STATED EXERCISE. Lines containing the string "联系电话" are to be counted; report the total by itself.

* * *

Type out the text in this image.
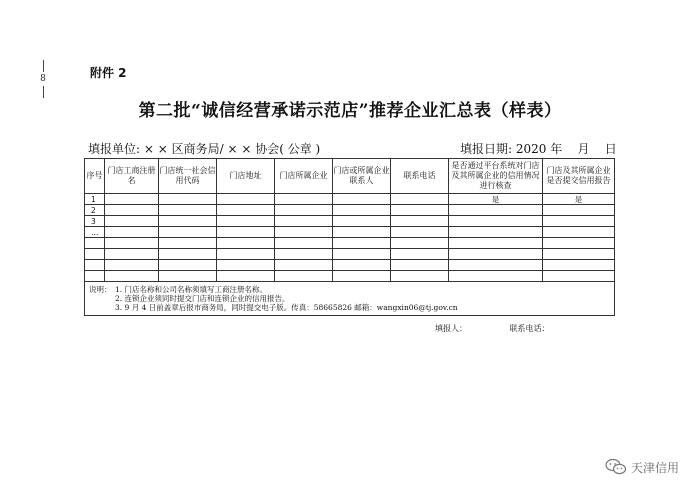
8	附件 2
第二批“诚信经营承诺示范店”推荐企业汇总表（样表）
填报单位: × × 区商务局/ × × 协会( 公章 )	填报日期: 2020 年    月    日
序号	门店工商注册名	门店统一社会信用代码	门店地址	门店所属企业	门店或所属企业联系人	联系电话	是否通过平台系统对门店及其所属企业的信用情况进行核查	门店及其所属企业是否提交信用报告
1							是	是
2								
3								
…								

说明： 1. 门店名称和公司名称须填写工商注册名称。
2. 连锁企业须同时提交门店和连锁企业的信用报告。
3. 9 月 4 日前盖章后报市商务局，同时提交电子版。传真：58665826 邮箱：wangxin06@tj.gov.cn								
填报人：	联系电话：
天津信用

* * *

THE RESPONSE. 2